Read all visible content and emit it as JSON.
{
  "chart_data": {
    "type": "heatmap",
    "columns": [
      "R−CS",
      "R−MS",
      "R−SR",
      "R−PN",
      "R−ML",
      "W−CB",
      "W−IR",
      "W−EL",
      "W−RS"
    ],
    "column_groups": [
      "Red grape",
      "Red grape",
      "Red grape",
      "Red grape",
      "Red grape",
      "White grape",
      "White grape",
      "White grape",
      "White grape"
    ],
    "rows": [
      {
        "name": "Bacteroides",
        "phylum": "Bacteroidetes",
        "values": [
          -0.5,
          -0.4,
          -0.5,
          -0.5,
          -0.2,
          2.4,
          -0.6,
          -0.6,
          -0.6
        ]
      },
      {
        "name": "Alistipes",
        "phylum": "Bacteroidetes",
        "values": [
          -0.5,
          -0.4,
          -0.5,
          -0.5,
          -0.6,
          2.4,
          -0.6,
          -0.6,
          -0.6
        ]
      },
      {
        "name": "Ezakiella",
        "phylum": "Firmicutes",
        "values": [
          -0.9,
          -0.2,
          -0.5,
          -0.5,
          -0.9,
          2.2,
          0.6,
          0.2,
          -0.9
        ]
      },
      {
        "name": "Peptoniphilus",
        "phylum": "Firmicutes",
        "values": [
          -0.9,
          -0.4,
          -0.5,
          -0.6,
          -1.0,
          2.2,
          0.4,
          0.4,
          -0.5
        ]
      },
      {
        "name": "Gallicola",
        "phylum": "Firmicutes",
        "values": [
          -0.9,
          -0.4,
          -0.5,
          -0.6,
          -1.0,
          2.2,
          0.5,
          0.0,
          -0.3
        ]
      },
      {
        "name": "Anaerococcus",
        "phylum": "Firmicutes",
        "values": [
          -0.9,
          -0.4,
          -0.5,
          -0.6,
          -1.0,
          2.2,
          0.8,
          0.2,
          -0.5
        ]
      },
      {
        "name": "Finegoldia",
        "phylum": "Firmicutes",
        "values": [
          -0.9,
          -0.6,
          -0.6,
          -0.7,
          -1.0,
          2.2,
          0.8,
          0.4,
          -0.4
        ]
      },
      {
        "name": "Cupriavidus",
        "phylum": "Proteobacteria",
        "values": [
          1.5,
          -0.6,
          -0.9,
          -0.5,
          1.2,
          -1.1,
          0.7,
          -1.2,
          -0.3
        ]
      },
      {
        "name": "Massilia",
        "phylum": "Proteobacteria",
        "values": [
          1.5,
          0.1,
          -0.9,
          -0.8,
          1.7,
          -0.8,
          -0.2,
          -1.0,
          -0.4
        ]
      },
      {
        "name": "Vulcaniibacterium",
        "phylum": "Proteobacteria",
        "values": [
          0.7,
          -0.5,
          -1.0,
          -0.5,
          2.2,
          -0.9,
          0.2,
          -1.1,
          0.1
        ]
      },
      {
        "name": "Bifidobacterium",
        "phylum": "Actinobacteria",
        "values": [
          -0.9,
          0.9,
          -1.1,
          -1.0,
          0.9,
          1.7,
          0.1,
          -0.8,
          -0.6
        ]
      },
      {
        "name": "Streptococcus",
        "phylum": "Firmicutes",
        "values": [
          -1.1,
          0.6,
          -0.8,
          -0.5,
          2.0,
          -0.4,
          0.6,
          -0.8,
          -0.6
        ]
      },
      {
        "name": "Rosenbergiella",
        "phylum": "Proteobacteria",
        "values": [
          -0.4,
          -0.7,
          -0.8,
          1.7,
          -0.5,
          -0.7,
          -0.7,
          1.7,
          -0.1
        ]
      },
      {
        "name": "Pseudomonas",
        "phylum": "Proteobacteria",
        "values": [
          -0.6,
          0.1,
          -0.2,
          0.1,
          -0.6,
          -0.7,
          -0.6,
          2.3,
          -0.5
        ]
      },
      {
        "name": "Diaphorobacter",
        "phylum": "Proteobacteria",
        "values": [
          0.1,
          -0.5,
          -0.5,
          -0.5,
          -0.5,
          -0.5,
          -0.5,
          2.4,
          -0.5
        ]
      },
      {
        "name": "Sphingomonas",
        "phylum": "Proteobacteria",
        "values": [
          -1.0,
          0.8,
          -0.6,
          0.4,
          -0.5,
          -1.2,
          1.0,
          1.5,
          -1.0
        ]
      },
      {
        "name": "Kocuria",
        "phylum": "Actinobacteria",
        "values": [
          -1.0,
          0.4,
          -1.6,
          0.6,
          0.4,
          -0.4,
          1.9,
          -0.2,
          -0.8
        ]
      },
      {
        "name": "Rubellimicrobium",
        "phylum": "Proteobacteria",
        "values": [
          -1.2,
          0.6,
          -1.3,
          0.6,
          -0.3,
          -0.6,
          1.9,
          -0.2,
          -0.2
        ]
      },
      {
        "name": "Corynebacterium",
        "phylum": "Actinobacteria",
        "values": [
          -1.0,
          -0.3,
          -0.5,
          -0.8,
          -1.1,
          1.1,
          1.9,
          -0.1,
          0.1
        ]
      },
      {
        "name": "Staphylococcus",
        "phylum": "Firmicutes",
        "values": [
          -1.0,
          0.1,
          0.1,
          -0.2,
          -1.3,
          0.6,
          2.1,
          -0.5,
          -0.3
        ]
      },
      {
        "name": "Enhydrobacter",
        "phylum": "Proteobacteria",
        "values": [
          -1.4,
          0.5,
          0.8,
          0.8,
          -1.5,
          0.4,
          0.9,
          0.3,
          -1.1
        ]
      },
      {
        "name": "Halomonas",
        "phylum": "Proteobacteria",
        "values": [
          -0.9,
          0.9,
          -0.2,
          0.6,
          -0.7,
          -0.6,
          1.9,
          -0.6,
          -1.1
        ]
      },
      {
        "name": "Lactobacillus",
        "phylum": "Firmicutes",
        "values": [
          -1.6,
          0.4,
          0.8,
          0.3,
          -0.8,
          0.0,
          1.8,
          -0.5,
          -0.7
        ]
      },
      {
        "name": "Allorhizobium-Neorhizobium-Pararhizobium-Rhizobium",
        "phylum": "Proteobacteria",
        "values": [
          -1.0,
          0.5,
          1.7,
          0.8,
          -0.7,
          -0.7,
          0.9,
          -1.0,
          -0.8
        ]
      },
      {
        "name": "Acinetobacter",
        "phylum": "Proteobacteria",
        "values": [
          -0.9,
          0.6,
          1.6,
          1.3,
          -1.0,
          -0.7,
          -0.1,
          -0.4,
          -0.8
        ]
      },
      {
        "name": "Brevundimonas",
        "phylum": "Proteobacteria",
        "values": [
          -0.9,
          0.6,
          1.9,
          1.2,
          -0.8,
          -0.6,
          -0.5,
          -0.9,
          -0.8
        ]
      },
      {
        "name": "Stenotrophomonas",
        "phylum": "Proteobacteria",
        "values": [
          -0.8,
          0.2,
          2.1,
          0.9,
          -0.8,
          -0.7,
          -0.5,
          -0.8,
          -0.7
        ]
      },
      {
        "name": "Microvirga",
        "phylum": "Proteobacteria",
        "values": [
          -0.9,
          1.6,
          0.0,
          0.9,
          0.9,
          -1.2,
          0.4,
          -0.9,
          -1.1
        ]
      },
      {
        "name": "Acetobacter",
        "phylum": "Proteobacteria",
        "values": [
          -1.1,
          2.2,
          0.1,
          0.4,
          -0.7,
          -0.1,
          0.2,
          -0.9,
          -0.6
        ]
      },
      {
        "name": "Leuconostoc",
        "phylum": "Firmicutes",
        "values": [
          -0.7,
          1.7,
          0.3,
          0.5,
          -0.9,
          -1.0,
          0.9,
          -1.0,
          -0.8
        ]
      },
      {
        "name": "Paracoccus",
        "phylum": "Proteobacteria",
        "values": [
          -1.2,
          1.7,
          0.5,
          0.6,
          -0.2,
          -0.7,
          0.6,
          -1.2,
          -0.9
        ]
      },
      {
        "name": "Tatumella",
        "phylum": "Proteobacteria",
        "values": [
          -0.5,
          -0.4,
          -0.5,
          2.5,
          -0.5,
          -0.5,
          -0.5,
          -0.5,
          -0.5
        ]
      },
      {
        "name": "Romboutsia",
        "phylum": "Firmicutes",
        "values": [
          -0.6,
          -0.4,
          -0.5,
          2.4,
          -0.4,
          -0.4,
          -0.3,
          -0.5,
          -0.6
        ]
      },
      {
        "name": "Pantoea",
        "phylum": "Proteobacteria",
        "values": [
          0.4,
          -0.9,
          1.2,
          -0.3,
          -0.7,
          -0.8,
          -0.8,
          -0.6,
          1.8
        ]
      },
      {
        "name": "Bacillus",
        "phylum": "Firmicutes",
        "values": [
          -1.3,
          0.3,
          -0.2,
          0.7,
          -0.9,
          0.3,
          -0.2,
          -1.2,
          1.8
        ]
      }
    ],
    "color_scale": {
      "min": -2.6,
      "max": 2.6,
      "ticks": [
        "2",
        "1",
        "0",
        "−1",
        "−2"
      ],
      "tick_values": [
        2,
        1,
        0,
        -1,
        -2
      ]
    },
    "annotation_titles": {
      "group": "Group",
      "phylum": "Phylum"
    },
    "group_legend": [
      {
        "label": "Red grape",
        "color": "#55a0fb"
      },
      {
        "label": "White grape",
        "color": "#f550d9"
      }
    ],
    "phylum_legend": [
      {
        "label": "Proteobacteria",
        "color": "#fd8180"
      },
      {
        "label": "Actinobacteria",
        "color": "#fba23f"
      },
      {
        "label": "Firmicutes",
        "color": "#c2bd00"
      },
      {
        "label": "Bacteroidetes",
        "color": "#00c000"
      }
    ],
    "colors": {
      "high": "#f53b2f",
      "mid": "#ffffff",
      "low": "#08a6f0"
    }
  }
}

■ DIRECTIONS ■
In the data above, how many lines include the word "label"? Answer with the number only.

■ WRITTEN RESPONSE ■
6